---- EXTRACTED RECORDS

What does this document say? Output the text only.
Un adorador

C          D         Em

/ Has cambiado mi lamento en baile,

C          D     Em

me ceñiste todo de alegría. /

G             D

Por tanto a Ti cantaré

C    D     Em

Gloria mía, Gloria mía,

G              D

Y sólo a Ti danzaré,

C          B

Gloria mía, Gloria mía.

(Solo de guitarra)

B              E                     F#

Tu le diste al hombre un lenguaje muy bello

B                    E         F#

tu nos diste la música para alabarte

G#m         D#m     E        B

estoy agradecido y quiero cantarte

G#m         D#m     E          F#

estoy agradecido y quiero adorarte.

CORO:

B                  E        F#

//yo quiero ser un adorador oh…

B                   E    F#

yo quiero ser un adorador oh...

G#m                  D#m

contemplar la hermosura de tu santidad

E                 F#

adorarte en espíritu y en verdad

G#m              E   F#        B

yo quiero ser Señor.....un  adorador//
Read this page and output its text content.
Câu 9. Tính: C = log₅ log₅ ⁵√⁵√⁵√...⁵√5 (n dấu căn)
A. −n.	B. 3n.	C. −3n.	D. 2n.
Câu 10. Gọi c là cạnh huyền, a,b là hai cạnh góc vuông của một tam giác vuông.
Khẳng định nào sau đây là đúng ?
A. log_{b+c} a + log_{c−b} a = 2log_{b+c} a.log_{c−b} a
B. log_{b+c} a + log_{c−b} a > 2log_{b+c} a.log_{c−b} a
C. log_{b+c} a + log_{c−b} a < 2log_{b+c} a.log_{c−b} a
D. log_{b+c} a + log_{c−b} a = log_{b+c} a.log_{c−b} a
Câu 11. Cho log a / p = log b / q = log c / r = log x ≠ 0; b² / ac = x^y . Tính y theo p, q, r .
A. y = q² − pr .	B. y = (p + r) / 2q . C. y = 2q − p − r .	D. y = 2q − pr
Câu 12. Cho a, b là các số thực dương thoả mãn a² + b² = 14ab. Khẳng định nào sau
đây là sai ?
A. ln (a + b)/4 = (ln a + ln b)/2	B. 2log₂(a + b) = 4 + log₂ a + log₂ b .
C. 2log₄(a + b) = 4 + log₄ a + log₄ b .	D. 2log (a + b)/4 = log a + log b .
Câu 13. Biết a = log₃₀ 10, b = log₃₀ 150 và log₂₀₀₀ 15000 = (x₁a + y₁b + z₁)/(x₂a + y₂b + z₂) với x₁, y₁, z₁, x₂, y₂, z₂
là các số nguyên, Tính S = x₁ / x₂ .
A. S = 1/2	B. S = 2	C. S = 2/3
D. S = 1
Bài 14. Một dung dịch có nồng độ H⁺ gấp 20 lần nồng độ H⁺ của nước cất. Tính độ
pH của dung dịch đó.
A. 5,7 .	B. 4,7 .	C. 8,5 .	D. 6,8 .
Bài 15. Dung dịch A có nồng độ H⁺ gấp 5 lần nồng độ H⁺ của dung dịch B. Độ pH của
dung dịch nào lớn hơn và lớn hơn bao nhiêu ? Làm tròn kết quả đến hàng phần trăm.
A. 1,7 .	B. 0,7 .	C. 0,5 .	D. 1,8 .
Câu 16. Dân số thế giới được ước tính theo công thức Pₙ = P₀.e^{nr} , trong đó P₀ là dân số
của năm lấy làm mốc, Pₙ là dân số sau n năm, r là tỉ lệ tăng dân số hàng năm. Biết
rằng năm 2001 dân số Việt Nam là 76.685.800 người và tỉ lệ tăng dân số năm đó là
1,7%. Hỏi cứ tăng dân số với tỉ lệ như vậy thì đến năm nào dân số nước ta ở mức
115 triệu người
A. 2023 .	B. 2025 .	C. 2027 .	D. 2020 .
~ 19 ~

--------

→ THE TASK
The records above should be restated word for word, please.

→ COMPLETE ANSWER
What does this document say? Output the text only.
Un adorador

C          D         Em

/ Has cambiado mi lamento en baile,

C          D     Em

me ceñiste todo de alegría. /

G             D

Por tanto a Ti cantaré

C    D     Em

Gloria mía, Gloria mía,

G              D

Y sólo a Ti danzaré,

C          B

Gloria mía, Gloria mía.

(Solo de guitarra)

B              E                     F#

Tu le diste al hombre un lenguaje muy bello

B                    E         F#

tu nos diste la música para alabarte

G#m         D#m     E        B

estoy agradecido y quiero cantarte

G#m         D#m     E          F#

estoy agradecido y quiero adorarte.

CORO:

B                  E        F#

//yo quiero ser un adorador oh…

B                   E    F#

yo quiero ser un adorador oh...

G#m                  D#m

contemplar la hermosura de tu santidad

E                 F#

adorarte en espíritu y en verdad

G#m              E   F#        B

yo quiero ser Señor.....un  adorador//
Read this page and output its text content.
Câu 9. Tính: C = log₅ log₅ ⁵√⁵√⁵√...⁵√5 (n dấu căn)
A. −n.	B. 3n.	C. −3n.	D. 2n.
Câu 10. Gọi c là cạnh huyền, a,b là hai cạnh góc vuông của một tam giác vuông.
Khẳng định nào sau đây là đúng ?
A. log_{b+c} a + log_{c−b} a = 2log_{b+c} a.log_{c−b} a
B. log_{b+c} a + log_{c−b} a > 2log_{b+c} a.log_{c−b} a
C. log_{b+c} a + log_{c−b} a < 2log_{b+c} a.log_{c−b} a
D. log_{b+c} a + log_{c−b} a = log_{b+c} a.log_{c−b} a
Câu 11. Cho log a / p = log b / q = log c / r = log x ≠ 0; b² / ac = x^y . Tính y theo p, q, r .
A. y = q² − pr .	B. y = (p + r) / 2q . C. y = 2q − p − r .	D. y = 2q − pr
Câu 12. Cho a, b là các số thực dương thoả mãn a² + b² = 14ab. Khẳng định nào sau
đây là sai ?
A. ln (a + b)/4 = (ln a + ln b)/2	B. 2log₂(a + b) = 4 + log₂ a + log₂ b .
C. 2log₄(a + b) = 4 + log₄ a + log₄ b .	D. 2log (a + b)/4 = log a + log b .
Câu 13. Biết a = log₃₀ 10, b = log₃₀ 150 và log₂₀₀₀ 15000 = (x₁a + y₁b + z₁)/(x₂a + y₂b + z₂) với x₁, y₁, z₁, x₂, y₂, z₂
là các số nguyên, Tính S = x₁ / x₂ .
A. S = 1/2	B. S = 2	C. S = 2/3
D. S = 1
Bài 14. Một dung dịch có nồng độ H⁺ gấp 20 lần nồng độ H⁺ của nước cất. Tính độ
pH của dung dịch đó.
A. 5,7 .	B. 4,7 .	C. 8,5 .	D. 6,8 .
Bài 15. Dung dịch A có nồng độ H⁺ gấp 5 lần nồng độ H⁺ của dung dịch B. Độ pH của
dung dịch nào lớn hơn và lớn hơn bao nhiêu ? Làm tròn kết quả đến hàng phần trăm.
A. 1,7 .	B. 0,7 .	C. 0,5 .	D. 1,8 .
Câu 16. Dân số thế giới được ước tính theo công thức Pₙ = P₀.e^{nr} , trong đó P₀ là dân số
của năm lấy làm mốc, Pₙ là dân số sau n năm, r là tỉ lệ tăng dân số hàng năm. Biết
rằng năm 2001 dân số Việt Nam là 76.685.800 người và tỉ lệ tăng dân số năm đó là
1,7%. Hỏi cứ tăng dân số với tỉ lệ như vậy thì đến năm nào dân số nước ta ở mức
115 triệu người
A. 2023 .	B. 2025 .	C. 2027 .	D. 2020 .
~ 19 ~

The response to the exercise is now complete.